Exercise requirements
In full and without deviation, write out the entries that follow.

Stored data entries
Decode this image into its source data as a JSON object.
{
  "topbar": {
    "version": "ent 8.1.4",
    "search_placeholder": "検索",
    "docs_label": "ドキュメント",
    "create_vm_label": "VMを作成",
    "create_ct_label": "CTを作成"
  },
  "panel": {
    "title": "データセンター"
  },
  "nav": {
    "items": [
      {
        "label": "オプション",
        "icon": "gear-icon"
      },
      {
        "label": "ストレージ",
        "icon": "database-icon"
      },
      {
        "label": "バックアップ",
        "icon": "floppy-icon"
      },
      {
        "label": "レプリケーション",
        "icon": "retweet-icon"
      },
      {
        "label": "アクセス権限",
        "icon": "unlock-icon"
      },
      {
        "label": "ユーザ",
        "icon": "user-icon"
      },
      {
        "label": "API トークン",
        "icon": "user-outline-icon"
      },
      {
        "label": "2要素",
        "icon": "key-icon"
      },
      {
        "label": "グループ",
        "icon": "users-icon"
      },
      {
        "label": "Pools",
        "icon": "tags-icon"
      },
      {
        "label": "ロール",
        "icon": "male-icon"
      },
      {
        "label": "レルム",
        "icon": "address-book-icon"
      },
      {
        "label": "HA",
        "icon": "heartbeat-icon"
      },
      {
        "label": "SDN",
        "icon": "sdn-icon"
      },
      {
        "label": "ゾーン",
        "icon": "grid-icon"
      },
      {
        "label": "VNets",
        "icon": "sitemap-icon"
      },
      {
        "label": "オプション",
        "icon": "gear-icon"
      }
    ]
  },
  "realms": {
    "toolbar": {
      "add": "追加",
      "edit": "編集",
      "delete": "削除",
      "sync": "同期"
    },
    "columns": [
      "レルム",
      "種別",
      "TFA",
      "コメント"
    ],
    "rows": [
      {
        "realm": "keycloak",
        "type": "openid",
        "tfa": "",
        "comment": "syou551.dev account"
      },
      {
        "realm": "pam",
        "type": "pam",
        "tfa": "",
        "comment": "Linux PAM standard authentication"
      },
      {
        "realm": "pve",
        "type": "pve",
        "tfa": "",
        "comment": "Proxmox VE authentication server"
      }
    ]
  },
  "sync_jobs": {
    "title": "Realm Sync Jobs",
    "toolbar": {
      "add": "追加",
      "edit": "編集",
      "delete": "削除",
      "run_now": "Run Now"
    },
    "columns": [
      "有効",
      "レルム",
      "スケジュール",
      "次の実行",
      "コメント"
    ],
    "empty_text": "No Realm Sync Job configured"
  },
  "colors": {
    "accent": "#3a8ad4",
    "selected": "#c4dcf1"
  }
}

Final answer
Decode this image into its source data as a JSON object.
{
  "topbar": {
    "version": "ent 8.1.4",
    "search_placeholder": "検索",
    "docs_label": "ドキュメント",
    "create_vm_label": "VMを作成",
    "create_ct_label": "CTを作成"
  },
  "panel": {
    "title": "データセンター"
  },
  "nav": {
    "items": [
      {
        "label": "オプション",
        "icon": "gear-icon"
      },
      {
        "label": "ストレージ",
        "icon": "database-icon"
      },
      {
        "label": "バックアップ",
        "icon": "floppy-icon"
      },
      {
        "label": "レプリケーション",
        "icon": "retweet-icon"
      },
      {
        "label": "アクセス権限",
        "icon": "unlock-icon"
      },
      {
        "label": "ユーザ",
        "icon": "user-icon"
      },
      {
        "label": "API トークン",
        "icon": "user-outline-icon"
      },
      {
        "label": "2要素",
        "icon": "key-icon"
      },
      {
        "label": "グループ",
        "icon": "users-icon"
      },
      {
        "label": "Pools",
        "icon": "tags-icon"
      },
      {
        "label": "ロール",
        "icon": "male-icon"
      },
      {
        "label": "レルム",
        "icon": "address-book-icon"
      },
      {
        "label": "HA",
        "icon": "heartbeat-icon"
      },
      {
        "label": "SDN",
        "icon": "sdn-icon"
      },
      {
        "label": "ゾーン",
        "icon": "grid-icon"
      },
      {
        "label": "VNets",
        "icon": "sitemap-icon"
      },
      {
        "label": "オプション",
        "icon": "gear-icon"
      }
    ]
  },
  "realms": {
    "toolbar": {
      "add": "追加",
      "edit": "編集",
      "delete": "削除",
      "sync": "同期"
    },
    "columns": [
      "レルム",
      "種別",
      "TFA",
      "コメント"
    ],
    "rows": [
      {
        "realm": "keycloak",
        "type": "openid",
        "tfa": "",
        "comment": "syou551.dev account"
      },
      {
        "realm": "pam",
        "type": "pam",
        "tfa": "",
        "comment": "Linux PAM standard authentication"
      },
      {
        "realm": "pve",
        "type": "pve",
        "tfa": "",
        "comment": "Proxmox VE authentication server"
      }
    ]
  },
  "sync_jobs": {
    "title": "Realm Sync Jobs",
    "toolbar": {
      "add": "追加",
      "edit": "編集",
      "delete": "削除",
      "run_now": "Run Now"
    },
    "columns": [
      "有効",
      "レルム",
      "スケジュール",
      "次の実行",
      "コメント"
    ],
    "empty_text": "No Realm Sync Job configured"
  },
  "colors": {
    "accent": "#3a8ad4",
    "selected": "#c4dcf1"
  }
}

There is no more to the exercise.